Goal of the exercise -
Count every line of these entries that holds the word "install", and reply with the number only.

Dataset items
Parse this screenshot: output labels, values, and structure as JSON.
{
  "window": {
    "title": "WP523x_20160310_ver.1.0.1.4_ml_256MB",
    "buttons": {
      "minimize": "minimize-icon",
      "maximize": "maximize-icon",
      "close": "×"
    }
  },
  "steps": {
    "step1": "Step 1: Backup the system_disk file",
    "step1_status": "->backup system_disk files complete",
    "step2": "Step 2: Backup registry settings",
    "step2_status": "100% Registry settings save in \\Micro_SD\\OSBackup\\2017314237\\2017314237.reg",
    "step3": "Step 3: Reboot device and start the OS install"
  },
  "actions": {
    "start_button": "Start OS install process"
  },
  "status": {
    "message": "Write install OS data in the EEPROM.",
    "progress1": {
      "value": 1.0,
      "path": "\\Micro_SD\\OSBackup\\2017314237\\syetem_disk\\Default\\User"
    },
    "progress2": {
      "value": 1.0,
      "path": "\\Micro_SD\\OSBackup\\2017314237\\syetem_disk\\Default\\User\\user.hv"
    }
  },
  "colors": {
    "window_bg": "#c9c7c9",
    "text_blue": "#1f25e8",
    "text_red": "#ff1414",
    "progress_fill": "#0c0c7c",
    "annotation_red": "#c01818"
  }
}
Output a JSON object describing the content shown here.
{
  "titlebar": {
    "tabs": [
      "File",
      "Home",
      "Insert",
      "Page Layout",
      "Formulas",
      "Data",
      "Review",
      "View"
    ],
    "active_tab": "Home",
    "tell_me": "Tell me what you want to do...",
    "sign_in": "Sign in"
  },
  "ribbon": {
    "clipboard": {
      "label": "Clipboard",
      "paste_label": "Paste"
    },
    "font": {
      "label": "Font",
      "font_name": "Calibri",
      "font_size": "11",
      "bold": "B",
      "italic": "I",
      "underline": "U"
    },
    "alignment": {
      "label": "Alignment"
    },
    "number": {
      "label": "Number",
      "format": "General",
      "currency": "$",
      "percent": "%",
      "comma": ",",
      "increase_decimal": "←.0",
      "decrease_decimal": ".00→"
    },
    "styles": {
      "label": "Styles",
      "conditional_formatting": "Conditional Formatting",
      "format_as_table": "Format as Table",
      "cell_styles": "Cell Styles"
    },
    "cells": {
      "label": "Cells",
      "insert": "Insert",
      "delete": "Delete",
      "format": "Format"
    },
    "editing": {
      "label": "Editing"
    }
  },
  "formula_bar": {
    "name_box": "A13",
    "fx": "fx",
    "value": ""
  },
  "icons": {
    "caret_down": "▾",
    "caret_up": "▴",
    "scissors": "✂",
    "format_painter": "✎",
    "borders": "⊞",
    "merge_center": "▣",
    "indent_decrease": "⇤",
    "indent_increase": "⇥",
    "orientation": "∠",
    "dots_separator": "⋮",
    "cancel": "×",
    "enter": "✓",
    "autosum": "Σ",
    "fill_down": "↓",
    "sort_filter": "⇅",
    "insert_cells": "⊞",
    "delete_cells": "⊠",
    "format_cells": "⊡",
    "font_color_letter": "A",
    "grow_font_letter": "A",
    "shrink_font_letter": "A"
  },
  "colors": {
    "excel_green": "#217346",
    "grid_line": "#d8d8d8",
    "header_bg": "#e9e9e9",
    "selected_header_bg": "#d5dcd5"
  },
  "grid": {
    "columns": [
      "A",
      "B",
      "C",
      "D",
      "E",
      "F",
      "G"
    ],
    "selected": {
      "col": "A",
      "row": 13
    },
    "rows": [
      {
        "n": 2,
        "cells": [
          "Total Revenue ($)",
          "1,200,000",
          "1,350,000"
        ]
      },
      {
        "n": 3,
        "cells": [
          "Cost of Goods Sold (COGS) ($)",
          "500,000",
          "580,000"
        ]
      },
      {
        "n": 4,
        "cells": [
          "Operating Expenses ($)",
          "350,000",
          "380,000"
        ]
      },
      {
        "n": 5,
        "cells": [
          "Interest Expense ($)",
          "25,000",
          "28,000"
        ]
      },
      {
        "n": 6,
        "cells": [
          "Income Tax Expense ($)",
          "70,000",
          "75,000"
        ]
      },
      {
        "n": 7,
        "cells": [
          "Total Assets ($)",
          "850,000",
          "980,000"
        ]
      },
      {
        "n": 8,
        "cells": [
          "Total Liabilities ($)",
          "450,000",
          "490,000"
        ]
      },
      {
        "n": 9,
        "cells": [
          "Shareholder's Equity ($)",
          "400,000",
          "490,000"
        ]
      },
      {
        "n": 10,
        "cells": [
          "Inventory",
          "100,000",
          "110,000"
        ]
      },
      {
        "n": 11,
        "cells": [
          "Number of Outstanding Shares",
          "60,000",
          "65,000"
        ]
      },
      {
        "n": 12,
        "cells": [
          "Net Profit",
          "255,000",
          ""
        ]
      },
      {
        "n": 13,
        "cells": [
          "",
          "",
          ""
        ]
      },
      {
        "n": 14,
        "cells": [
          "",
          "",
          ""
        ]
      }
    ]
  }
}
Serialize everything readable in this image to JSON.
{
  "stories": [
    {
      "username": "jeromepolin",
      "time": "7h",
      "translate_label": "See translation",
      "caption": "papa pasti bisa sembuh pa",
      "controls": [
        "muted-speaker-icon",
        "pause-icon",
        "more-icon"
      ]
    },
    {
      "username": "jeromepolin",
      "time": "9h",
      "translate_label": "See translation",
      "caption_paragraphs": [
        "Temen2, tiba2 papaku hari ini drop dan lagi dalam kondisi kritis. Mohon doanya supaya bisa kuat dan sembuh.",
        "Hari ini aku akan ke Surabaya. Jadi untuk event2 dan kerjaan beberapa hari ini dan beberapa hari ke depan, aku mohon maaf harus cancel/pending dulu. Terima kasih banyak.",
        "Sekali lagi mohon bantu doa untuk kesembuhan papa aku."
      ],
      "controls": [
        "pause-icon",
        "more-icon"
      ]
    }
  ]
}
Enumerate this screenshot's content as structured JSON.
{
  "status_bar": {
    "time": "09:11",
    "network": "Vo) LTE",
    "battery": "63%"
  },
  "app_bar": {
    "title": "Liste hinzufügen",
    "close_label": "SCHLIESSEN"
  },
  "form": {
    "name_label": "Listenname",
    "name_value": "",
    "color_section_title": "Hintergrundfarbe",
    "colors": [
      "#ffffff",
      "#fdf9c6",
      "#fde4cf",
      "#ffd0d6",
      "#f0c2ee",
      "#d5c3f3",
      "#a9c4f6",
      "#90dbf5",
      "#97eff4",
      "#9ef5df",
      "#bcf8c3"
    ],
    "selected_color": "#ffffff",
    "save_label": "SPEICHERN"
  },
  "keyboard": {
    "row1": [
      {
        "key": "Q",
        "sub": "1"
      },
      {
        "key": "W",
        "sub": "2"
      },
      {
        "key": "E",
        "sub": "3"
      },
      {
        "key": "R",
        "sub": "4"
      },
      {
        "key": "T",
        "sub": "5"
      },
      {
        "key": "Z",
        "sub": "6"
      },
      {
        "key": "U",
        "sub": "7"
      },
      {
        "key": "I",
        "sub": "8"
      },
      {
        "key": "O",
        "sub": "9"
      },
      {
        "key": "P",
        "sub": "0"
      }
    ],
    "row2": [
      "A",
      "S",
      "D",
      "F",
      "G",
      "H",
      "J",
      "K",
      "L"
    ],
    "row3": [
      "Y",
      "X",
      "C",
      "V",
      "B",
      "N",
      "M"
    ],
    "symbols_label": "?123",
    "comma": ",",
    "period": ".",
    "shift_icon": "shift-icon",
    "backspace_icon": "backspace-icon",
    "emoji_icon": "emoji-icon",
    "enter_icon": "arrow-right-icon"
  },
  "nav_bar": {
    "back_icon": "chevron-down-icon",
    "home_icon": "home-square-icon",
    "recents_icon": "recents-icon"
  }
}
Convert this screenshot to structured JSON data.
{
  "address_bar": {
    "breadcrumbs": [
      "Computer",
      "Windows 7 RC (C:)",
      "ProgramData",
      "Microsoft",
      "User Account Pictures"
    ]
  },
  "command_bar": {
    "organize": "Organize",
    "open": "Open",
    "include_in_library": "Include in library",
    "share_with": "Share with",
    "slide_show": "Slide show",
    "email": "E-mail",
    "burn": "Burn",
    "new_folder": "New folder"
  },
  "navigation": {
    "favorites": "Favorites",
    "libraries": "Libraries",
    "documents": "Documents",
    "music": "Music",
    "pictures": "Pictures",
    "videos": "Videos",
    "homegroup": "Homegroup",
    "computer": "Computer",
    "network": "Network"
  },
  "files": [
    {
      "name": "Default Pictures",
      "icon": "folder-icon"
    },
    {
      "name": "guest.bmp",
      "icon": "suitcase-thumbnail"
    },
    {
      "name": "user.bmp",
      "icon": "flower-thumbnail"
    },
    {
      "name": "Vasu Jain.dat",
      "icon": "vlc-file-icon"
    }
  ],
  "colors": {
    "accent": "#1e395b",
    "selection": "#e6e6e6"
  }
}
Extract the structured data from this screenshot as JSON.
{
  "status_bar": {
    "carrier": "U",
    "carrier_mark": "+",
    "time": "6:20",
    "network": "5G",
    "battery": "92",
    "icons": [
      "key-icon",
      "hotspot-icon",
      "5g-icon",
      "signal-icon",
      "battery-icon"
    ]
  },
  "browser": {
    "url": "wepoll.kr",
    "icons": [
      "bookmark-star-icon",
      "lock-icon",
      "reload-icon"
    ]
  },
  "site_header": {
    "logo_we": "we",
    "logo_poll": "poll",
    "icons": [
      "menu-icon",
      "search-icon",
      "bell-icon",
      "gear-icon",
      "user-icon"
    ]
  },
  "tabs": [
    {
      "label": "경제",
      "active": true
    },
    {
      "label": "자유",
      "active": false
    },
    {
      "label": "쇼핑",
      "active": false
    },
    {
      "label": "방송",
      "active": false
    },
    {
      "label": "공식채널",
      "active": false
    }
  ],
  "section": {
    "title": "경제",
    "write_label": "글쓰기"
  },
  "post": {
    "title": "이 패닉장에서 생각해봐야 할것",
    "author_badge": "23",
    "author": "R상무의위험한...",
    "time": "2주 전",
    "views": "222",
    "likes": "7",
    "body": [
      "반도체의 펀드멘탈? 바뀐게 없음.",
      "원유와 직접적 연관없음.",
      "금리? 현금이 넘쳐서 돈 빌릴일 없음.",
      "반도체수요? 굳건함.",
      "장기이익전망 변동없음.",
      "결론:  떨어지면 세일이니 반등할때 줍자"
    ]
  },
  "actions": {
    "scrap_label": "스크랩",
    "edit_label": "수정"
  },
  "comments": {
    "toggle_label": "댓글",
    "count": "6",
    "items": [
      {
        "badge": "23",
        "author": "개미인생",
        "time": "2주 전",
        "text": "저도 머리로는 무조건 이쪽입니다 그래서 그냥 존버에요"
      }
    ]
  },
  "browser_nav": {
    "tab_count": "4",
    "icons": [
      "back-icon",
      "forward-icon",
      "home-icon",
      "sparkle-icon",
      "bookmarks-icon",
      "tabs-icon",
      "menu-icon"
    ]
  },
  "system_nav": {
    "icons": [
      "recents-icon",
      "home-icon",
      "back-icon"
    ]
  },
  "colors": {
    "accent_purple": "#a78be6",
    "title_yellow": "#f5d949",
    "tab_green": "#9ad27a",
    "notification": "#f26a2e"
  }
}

Answer below -
3